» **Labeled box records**
'''
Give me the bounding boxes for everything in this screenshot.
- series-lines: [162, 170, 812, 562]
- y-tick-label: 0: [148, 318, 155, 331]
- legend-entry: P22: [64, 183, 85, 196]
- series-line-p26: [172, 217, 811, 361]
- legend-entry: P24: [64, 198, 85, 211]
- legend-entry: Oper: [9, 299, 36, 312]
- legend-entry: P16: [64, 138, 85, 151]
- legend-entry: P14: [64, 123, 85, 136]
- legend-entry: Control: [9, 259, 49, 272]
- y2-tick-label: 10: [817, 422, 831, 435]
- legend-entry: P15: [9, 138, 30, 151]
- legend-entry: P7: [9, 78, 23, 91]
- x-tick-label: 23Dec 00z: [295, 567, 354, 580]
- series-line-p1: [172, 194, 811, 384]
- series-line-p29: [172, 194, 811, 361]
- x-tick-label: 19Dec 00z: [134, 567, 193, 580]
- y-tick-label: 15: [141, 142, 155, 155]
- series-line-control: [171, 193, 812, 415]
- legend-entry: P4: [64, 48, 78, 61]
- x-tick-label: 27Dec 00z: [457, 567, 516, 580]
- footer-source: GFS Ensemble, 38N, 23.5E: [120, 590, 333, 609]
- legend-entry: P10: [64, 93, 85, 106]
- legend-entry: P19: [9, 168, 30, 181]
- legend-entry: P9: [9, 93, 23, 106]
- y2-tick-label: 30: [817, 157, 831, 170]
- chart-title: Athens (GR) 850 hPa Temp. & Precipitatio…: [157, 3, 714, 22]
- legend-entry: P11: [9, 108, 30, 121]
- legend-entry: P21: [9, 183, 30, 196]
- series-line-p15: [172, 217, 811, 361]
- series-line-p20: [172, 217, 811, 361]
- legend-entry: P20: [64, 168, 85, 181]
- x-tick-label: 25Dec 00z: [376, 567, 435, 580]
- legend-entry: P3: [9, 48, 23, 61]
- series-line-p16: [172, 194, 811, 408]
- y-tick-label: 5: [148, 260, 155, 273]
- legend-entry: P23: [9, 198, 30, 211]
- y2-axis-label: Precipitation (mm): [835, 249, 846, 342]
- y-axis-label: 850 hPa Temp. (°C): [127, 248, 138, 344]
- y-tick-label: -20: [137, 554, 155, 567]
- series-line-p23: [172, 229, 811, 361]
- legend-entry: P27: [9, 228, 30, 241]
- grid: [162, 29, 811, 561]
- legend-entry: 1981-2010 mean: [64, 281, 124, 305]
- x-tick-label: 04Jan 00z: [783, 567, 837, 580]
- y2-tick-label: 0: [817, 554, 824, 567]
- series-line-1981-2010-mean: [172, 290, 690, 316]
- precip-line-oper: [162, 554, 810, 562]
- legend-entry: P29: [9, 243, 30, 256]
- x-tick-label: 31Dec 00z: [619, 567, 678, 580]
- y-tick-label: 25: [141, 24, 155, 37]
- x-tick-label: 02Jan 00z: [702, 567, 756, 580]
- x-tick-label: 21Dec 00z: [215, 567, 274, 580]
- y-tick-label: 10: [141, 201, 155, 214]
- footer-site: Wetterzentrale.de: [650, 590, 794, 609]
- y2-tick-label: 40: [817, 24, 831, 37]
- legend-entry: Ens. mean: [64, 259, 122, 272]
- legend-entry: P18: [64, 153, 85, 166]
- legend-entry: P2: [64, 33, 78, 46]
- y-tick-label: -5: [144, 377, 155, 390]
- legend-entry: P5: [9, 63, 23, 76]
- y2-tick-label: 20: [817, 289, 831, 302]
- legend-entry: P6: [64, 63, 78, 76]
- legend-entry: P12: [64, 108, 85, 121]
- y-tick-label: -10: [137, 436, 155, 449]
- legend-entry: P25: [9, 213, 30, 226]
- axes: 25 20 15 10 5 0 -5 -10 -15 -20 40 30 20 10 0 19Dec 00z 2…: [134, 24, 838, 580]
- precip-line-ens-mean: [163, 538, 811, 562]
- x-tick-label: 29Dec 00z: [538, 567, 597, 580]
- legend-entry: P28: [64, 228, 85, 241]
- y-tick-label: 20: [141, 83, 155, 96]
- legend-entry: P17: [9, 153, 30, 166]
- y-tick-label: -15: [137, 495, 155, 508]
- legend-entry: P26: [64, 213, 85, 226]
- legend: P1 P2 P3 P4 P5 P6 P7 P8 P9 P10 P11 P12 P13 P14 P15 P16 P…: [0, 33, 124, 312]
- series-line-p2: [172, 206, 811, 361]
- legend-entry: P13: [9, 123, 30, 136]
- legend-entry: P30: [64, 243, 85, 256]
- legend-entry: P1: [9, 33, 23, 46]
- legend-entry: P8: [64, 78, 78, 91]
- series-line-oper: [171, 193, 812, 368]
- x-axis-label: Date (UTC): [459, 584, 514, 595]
'''
» **The task**
Reproduce these records line for line, without any changes.

» **Result below**
Give me the bounding boxes for everything in this screenshot.
- series-lines: [162, 170, 812, 562]
- y-tick-label: 0: [148, 318, 155, 331]
- legend-entry: P22: [64, 183, 85, 196]
- series-line-p26: [172, 217, 811, 361]
- legend-entry: P24: [64, 198, 85, 211]
- legend-entry: Oper: [9, 299, 36, 312]
- legend-entry: P16: [64, 138, 85, 151]
- legend-entry: P14: [64, 123, 85, 136]
- legend-entry: Control: [9, 259, 49, 272]
- y2-tick-label: 10: [817, 422, 831, 435]
- legend-entry: P15: [9, 138, 30, 151]
- legend-entry: P7: [9, 78, 23, 91]
- x-tick-label: 23Dec 00z: [295, 567, 354, 580]
- series-line-p1: [172, 194, 811, 384]
- series-line-p29: [172, 194, 811, 361]
- x-tick-label: 19Dec 00z: [134, 567, 193, 580]
- y-tick-label: 15: [141, 142, 155, 155]
- series-line-control: [171, 193, 812, 415]
- legend-entry: P4: [64, 48, 78, 61]
- x-tick-label: 27Dec 00z: [457, 567, 516, 580]
- footer-source: GFS Ensemble, 38N, 23.5E: [120, 590, 333, 609]
- legend-entry: P10: [64, 93, 85, 106]
- legend-entry: P19: [9, 168, 30, 181]
- legend-entry: P9: [9, 93, 23, 106]
- y2-tick-label: 30: [817, 157, 831, 170]
- chart-title: Athens (GR) 850 hPa Temp. & Precipitatio…: [157, 3, 714, 22]
- legend-entry: P11: [9, 108, 30, 121]
- legend-entry: P21: [9, 183, 30, 196]
- series-line-p15: [172, 217, 811, 361]
- series-line-p20: [172, 217, 811, 361]
- legend-entry: P20: [64, 168, 85, 181]
- x-tick-label: 25Dec 00z: [376, 567, 435, 580]
- legend-entry: P3: [9, 48, 23, 61]
- series-line-p16: [172, 194, 811, 408]
- y-tick-label: 5: [148, 260, 155, 273]
- legend-entry: P23: [9, 198, 30, 211]
- y2-axis-label: Precipitation (mm): [835, 249, 846, 342]
- y-axis-label: 850 hPa Temp. (°C): [127, 248, 138, 344]
- y-tick-label: -20: [137, 554, 155, 567]
- series-line-p23: [172, 229, 811, 361]
- legend-entry: P27: [9, 228, 30, 241]
- grid: [162, 29, 811, 561]
- legend-entry: 1981-2010 mean: [64, 281, 124, 305]
- x-tick-label: 04Jan 00z: [783, 567, 837, 580]
- y2-tick-label: 0: [817, 554, 824, 567]
- series-line-1981-2010-mean: [172, 290, 690, 316]
- precip-line-oper: [162, 554, 810, 562]
- legend-entry: P29: [9, 243, 30, 256]
- x-tick-label: 31Dec 00z: [619, 567, 678, 580]
- y-tick-label: 25: [141, 24, 155, 37]
- x-tick-label: 02Jan 00z: [702, 567, 756, 580]
- x-tick-label: 21Dec 00z: [215, 567, 274, 580]
- y-tick-label: 10: [141, 201, 155, 214]
- footer-site: Wetterzentrale.de: [650, 590, 794, 609]
- y2-tick-label: 40: [817, 24, 831, 37]
- legend-entry: Ens. mean: [64, 259, 122, 272]
- legend-entry: P18: [64, 153, 85, 166]
- legend-entry: P2: [64, 33, 78, 46]
- y-tick-label: -5: [144, 377, 155, 390]
- legend-entry: P5: [9, 63, 23, 76]
- y2-tick-label: 20: [817, 289, 831, 302]
- legend-entry: P6: [64, 63, 78, 76]
- legend-entry: P12: [64, 108, 85, 121]
- y-tick-label: -10: [137, 436, 155, 449]
- legend-entry: P25: [9, 213, 30, 226]
- axes: 25 20 15 10 5 0 -5 -10 -15 -20 40 30 20 10 0 19Dec 00z 2…: [134, 24, 838, 580]
- precip-line-ens-mean: [163, 538, 811, 562]
- x-tick-label: 29Dec 00z: [538, 567, 597, 580]
- legend-entry: P28: [64, 228, 85, 241]
- y-tick-label: 20: [141, 83, 155, 96]
- legend-entry: P17: [9, 153, 30, 166]
- y-tick-label: -15: [137, 495, 155, 508]
- legend-entry: P26: [64, 213, 85, 226]
- legend: P1 P2 P3 P4 P5 P6 P7 P8 P9 P10 P11 P12 P13 P14 P15 P16 P…: [0, 33, 124, 312]
- series-line-p2: [172, 206, 811, 361]
- legend-entry: P13: [9, 123, 30, 136]
- legend-entry: P30: [64, 243, 85, 256]
- legend-entry: P1: [9, 33, 23, 46]
- legend-entry: P8: [64, 78, 78, 91]
- series-line-oper: [171, 193, 812, 368]
- x-axis-label: Date (UTC): [459, 584, 514, 595]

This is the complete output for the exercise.